Data for the task:

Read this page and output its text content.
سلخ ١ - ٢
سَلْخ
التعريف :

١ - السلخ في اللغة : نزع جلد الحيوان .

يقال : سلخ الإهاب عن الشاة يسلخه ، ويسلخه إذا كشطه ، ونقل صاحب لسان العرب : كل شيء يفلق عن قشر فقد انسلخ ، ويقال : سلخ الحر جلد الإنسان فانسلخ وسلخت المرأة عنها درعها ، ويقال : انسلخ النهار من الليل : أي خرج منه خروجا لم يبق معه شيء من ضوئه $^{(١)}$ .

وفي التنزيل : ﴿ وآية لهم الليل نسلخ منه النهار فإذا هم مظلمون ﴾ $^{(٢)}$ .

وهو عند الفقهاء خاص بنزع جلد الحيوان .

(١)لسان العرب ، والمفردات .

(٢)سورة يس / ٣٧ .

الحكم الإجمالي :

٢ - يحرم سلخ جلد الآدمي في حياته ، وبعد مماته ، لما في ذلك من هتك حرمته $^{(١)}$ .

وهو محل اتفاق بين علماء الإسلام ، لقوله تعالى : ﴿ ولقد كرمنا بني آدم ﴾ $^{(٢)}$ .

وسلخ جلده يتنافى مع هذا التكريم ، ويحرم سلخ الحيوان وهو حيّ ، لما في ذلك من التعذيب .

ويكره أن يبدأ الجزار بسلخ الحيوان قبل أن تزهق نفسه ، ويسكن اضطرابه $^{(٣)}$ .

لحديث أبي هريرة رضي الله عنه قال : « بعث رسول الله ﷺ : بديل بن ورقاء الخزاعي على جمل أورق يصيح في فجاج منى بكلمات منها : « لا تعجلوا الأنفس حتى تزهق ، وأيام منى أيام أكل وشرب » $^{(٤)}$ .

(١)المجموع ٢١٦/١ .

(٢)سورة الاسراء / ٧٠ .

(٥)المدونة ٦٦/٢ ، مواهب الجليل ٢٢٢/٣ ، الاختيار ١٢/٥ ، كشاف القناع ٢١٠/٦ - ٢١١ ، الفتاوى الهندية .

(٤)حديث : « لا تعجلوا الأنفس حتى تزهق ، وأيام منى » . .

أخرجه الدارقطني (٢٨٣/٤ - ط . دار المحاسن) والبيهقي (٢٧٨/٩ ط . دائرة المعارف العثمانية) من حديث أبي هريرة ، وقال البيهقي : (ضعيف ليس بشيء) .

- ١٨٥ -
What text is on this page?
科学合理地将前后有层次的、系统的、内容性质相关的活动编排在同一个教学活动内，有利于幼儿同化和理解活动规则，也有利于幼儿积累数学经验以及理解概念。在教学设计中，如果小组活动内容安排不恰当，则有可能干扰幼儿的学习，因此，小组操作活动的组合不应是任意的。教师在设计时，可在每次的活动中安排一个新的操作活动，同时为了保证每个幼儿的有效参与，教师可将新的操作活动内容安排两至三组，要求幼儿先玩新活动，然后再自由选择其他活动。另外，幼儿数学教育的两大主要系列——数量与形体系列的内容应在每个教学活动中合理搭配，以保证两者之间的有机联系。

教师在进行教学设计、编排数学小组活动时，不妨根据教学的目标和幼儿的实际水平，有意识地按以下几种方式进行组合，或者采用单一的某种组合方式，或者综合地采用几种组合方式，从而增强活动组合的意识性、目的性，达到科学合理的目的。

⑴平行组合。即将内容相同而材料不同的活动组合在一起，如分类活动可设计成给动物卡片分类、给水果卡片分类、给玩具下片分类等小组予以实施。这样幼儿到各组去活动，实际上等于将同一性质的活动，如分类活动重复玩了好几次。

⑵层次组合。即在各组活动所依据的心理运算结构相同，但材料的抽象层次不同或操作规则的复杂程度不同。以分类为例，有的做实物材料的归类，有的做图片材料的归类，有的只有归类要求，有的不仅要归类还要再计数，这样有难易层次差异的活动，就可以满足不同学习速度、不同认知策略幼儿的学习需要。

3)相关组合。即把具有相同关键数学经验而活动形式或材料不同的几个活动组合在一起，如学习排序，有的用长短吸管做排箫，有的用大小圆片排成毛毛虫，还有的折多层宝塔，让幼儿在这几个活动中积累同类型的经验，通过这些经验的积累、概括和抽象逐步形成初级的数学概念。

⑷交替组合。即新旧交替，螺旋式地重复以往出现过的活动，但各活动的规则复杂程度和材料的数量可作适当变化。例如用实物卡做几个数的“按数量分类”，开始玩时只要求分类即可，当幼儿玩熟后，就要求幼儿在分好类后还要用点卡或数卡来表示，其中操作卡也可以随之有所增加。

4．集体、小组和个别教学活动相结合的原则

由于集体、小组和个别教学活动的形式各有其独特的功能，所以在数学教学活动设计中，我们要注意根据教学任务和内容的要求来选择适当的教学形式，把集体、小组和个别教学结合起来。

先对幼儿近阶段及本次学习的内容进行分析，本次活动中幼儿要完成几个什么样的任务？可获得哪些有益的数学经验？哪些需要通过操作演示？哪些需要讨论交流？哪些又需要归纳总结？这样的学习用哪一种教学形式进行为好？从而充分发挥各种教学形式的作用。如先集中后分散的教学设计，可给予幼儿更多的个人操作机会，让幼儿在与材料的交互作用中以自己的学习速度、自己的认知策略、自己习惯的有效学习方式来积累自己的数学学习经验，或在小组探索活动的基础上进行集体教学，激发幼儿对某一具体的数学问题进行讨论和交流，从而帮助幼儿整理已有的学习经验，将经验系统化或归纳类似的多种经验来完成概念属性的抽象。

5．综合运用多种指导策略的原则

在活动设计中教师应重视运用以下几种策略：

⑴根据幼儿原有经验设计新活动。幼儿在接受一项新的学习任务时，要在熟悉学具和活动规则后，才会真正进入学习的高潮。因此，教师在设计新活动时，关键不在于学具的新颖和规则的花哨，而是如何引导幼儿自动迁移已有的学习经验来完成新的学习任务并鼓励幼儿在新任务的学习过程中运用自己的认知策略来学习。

Exercise description: Of the lines in the listing above, how many hold the string "تعجلوا"? Reply with the number only.

The response: 2